Text excerpt:

= = = = =

[LLVMdev] Modeling volatile register read as intrinsic

Philip Reames listmail at philipreames.com
Fri Feb 14 10:29:55 PST 2014


On 02/12/2014 05:48 AM, Justin Holewinski wrote:
> = Background =
>
> We are trying to introduce a target-dependent intrinsic that compiles 
> to a read of a volatile register.  In this case, the register holds a 
> perf counter value, but in general the register can hold any volatile 
> value.  The problem we have is that it seems this cannot be modeled in 
> LLVM currently.
>
>
> = Issue =
>
> The issue we are having is deciding how to represent the intrinsic in 
> LLVM IR; specifically, the intrinsic properties.  We cannot use 
> IntrNoMem since that does not model a volatile read of a value.  For 
> example, if we have two calls to the intrinsic in a function, the 
> optimizers will eliminate one of the reads and replace it with the 
> value from the other read.
>
> %i1 = tail call i32 @llvm.foo()
> %i2 = tail call i32 @llvm.foo()
> %i3 = add i32 %i1, %i2
>
> becomes
>
> %i1 = tail call i32 @llvm.foo()

= = = = =

Given information:
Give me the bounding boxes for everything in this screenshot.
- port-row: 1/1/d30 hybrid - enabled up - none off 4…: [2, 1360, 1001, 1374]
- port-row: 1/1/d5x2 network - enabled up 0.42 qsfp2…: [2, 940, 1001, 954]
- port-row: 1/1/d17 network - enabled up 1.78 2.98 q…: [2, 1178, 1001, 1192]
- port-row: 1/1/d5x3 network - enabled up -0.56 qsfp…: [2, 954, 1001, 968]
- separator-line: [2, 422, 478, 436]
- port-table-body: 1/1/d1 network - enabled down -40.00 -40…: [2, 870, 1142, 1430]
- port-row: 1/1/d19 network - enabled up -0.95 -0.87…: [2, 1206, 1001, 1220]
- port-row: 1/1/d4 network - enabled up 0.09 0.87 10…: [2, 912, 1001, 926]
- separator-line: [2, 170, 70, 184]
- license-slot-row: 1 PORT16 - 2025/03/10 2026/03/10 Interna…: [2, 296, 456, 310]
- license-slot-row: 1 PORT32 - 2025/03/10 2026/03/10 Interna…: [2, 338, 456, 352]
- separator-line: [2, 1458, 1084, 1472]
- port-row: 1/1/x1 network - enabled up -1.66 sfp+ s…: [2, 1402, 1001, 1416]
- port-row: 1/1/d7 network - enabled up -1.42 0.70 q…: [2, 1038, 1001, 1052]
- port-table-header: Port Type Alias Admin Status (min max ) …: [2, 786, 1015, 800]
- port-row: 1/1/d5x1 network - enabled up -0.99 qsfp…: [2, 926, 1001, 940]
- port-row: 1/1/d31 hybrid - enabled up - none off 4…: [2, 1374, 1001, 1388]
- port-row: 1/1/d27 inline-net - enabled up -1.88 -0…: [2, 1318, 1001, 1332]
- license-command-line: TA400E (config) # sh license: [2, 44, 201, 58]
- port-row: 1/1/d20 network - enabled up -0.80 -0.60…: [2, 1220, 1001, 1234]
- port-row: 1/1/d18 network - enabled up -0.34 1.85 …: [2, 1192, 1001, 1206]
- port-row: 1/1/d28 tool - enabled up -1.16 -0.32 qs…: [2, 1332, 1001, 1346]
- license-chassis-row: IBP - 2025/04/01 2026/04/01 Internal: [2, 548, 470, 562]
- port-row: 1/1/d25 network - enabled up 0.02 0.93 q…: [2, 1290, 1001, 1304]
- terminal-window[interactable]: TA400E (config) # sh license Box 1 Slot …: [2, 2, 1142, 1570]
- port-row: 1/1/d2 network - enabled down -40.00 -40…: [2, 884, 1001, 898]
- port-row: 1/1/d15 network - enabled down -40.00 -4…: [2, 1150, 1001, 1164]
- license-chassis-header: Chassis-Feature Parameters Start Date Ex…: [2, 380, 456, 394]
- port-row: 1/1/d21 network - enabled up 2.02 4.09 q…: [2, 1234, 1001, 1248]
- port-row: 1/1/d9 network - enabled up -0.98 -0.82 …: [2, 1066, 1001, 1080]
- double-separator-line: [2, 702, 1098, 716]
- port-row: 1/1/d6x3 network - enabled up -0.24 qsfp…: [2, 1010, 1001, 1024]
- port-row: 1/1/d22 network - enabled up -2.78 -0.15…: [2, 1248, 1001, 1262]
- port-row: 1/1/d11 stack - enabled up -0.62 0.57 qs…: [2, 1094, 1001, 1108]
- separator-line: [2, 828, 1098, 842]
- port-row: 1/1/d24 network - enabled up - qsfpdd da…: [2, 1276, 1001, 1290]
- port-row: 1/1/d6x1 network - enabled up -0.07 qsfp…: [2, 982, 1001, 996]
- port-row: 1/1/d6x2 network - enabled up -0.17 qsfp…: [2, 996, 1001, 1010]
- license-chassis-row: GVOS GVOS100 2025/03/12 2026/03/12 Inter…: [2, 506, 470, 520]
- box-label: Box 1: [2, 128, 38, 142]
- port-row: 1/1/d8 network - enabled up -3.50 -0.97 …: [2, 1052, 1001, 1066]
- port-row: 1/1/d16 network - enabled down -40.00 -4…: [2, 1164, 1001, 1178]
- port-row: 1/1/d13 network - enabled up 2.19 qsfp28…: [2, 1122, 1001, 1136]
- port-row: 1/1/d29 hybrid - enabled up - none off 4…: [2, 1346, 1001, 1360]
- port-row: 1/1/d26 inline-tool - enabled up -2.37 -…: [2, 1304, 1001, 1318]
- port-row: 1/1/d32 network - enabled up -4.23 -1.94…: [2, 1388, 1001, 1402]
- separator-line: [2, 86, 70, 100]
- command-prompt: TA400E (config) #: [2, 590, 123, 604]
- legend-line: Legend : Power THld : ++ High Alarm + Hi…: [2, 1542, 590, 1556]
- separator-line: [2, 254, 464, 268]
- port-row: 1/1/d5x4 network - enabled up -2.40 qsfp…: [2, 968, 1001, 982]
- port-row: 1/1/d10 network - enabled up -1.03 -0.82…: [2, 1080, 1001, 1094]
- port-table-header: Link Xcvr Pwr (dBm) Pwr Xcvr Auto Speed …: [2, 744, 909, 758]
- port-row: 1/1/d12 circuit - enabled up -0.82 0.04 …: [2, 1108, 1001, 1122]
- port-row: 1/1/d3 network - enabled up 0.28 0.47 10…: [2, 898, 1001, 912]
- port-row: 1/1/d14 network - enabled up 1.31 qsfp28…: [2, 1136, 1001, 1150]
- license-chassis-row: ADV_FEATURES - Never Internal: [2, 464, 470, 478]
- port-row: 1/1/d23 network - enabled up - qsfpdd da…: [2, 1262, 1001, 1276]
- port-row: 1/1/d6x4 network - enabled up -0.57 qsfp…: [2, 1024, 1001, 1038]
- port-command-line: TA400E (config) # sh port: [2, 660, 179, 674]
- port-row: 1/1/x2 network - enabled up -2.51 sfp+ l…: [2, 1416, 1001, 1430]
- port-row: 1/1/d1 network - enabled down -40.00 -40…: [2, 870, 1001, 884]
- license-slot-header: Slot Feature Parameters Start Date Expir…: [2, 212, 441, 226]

= = = = =

What the task requires: Reproduce, word for word and in full, the mailing-list post above on modeling a volatile register read as an intrinsic.

Answer for this exercise:
[LLVMdev] Modeling volatile register read as intrinsic

Philip Reames listmail at philipreames.com
Fri Feb 14 10:29:55 PST 2014


On 02/12/2014 05:48 AM, Justin Holewinski wrote:
> = Background =
>
> We are trying to introduce a target-dependent intrinsic that compiles 
> to a read of a volatile register.  In this case, the register holds a 
> perf counter value, but in general the register can hold any volatile 
> value.  The problem we have is that it seems this cannot be modeled in 
> LLVM currently.
>
>
> = Issue =
>
> The issue we are having is deciding how to represent the intrinsic in 
> LLVM IR; specifically, the intrinsic properties.  We cannot use 
> IntrNoMem since that does not model a volatile read of a value.  For 
> example, if we have two calls to the intrinsic in a function, the 
> optimizers will eliminate one of the reads and replace it with the 
> value from the other read.
>
> %i1 = tail call i32 @llvm.foo()
> %i2 = tail call i32 @llvm.foo()
> %i3 = add i32 %i1, %i2
>
> becomes
>
> %i1 = tail call i32 @llvm.foo()